■ THE EXERCISE: Repeat the data word for word, from its first line through the line containing "lung-healthy-slice-3-left [891, 163, 976, 312]".

++++++

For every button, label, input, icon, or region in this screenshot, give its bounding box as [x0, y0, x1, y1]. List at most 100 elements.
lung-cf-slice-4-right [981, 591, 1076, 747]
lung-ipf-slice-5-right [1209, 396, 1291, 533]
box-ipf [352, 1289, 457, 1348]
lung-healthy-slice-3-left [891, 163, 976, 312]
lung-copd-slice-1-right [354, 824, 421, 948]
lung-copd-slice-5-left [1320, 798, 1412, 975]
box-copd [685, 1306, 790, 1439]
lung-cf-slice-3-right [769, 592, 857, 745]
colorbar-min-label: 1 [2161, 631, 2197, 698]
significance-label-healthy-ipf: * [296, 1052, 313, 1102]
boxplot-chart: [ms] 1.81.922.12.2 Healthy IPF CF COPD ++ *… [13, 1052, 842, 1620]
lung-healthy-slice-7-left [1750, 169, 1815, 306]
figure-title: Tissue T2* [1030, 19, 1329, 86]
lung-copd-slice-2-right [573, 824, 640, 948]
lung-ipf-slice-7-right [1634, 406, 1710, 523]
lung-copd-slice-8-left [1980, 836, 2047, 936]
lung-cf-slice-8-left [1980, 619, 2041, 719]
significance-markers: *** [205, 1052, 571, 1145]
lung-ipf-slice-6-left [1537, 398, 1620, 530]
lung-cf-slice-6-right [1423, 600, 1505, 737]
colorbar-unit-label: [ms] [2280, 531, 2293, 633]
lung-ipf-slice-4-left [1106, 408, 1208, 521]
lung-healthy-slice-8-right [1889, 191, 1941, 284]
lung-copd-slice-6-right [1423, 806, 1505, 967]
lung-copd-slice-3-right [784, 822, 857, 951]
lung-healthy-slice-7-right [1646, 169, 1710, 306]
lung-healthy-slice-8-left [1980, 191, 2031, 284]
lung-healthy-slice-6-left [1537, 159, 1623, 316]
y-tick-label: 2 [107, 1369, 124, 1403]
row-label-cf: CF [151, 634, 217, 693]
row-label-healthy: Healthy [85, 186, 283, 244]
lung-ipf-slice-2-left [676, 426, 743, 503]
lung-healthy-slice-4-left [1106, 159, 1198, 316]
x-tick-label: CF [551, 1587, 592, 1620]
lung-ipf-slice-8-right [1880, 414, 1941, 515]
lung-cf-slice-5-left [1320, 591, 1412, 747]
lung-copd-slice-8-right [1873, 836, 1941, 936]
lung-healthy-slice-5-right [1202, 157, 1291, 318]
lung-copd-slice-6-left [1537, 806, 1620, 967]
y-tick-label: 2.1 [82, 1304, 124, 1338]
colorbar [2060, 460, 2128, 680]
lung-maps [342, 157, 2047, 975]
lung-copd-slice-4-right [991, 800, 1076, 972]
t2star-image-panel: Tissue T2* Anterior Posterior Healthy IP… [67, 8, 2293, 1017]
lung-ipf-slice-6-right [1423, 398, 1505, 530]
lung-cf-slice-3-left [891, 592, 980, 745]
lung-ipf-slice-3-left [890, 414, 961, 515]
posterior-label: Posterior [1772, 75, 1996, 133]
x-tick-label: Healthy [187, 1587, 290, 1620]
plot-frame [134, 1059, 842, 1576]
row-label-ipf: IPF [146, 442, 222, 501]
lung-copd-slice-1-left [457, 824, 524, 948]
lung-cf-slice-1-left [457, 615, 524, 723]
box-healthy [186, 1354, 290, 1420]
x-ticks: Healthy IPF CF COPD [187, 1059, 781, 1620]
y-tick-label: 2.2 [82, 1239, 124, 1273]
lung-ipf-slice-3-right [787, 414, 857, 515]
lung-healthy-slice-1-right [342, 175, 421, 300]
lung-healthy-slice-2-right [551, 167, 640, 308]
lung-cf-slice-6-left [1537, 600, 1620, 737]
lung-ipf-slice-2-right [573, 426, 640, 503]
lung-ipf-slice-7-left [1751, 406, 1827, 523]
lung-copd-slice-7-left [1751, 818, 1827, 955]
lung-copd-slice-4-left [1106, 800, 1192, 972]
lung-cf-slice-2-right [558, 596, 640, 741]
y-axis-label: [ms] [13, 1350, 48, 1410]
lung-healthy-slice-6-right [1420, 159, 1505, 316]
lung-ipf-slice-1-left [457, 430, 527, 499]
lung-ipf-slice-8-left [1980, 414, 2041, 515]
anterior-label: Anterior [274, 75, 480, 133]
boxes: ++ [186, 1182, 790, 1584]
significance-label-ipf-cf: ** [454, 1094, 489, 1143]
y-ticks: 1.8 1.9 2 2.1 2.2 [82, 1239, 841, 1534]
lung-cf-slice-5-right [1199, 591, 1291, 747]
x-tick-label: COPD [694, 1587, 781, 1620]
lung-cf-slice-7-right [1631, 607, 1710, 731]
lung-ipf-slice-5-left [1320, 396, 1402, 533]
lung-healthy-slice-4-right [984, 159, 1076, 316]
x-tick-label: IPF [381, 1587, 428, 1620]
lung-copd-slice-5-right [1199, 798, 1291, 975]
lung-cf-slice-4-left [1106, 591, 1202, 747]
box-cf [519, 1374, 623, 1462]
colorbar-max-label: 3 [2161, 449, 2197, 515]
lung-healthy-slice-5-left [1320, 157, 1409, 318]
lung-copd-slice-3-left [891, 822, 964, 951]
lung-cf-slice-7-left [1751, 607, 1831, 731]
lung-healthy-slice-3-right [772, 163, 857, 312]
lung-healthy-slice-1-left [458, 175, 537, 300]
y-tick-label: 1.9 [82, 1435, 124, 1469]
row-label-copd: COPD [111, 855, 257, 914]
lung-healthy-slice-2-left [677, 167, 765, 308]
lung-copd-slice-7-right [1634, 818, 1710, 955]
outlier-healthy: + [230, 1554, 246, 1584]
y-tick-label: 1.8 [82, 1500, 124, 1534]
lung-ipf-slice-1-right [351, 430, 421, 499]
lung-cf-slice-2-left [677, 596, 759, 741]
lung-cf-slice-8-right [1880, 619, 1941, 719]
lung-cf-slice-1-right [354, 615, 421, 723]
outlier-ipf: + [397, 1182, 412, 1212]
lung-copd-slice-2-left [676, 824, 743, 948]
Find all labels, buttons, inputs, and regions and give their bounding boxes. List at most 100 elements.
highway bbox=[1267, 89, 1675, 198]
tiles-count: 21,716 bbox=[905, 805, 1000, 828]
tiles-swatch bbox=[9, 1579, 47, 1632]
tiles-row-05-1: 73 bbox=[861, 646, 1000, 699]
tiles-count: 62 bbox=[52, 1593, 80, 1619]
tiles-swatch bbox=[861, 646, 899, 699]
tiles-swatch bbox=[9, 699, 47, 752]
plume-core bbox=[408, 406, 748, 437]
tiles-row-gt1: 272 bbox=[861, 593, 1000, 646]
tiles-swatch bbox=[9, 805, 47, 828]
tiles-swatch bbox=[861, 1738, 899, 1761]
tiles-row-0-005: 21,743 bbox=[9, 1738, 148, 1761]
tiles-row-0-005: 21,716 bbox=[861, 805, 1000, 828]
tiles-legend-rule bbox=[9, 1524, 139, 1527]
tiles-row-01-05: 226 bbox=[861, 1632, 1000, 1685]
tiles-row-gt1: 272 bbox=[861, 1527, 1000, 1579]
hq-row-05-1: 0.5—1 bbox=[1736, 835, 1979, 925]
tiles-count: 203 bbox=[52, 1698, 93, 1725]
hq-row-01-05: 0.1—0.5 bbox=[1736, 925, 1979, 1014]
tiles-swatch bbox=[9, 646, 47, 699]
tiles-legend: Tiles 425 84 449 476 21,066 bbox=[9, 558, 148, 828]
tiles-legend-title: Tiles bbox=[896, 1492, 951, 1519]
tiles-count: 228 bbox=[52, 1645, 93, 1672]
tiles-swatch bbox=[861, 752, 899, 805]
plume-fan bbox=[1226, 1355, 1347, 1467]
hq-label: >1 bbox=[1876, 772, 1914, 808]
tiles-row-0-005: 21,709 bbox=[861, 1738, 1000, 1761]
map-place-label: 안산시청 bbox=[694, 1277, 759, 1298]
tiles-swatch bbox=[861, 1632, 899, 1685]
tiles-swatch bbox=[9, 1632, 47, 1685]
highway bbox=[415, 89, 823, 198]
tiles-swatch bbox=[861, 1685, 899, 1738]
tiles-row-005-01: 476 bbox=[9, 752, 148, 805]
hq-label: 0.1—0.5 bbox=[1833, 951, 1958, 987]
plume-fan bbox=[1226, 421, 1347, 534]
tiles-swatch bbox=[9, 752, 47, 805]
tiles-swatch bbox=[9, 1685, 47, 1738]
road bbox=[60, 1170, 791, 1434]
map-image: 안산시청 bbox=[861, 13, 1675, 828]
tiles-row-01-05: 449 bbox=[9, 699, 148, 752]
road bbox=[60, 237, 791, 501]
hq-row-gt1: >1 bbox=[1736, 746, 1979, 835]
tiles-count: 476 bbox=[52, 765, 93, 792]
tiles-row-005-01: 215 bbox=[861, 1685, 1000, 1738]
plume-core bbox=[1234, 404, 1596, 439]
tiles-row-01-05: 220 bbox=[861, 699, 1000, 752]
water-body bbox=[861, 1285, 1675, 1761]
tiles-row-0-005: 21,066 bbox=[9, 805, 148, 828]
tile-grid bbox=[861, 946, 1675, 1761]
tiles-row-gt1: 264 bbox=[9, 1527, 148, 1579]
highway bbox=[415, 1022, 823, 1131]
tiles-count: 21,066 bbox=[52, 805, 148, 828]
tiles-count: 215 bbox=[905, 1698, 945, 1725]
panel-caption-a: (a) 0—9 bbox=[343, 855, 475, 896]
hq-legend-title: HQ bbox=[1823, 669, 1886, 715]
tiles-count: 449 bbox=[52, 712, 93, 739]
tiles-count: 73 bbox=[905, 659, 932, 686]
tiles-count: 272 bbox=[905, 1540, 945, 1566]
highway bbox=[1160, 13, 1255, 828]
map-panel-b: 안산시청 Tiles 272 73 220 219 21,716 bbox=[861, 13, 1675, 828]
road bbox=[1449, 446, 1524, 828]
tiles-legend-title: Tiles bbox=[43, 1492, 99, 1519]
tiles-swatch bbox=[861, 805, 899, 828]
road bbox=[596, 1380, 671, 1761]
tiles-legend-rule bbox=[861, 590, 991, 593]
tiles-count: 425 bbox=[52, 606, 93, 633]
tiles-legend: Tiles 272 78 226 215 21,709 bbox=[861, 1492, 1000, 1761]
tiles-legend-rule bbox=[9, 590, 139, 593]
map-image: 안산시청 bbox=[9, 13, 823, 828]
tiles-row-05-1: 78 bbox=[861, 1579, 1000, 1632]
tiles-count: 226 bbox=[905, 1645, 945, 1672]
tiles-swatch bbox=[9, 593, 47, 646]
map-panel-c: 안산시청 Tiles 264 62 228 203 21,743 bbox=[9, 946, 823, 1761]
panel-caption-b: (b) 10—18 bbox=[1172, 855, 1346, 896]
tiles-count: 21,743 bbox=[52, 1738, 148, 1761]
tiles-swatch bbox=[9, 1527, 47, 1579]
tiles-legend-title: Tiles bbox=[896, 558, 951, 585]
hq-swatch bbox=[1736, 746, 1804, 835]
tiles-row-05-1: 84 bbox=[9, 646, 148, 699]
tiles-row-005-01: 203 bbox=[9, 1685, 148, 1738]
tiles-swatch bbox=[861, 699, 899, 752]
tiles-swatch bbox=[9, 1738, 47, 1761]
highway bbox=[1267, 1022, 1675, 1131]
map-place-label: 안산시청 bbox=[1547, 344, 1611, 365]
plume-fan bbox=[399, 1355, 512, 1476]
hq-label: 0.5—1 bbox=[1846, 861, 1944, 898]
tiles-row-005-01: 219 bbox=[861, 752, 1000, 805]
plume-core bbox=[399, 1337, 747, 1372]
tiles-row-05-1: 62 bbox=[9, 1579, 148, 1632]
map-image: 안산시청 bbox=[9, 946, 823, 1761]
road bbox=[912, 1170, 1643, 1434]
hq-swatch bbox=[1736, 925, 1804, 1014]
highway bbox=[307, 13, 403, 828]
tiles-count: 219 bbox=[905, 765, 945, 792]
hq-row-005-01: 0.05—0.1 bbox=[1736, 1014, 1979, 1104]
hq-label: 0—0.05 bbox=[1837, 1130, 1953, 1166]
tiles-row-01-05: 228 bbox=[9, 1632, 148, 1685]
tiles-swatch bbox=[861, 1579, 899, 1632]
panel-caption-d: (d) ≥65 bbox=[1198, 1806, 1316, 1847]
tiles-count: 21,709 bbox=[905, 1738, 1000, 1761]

++++++

■ RIGHT ANSWER:
For every button, label, input, icon, or region in this screenshot, give its bounding box as [x0, y0, x1, y1]. List at most 100 elements.
lung-cf-slice-4-right [981, 591, 1076, 747]
lung-ipf-slice-5-right [1209, 396, 1291, 533]
box-ipf [352, 1289, 457, 1348]
lung-healthy-slice-3-left [891, 163, 976, 312]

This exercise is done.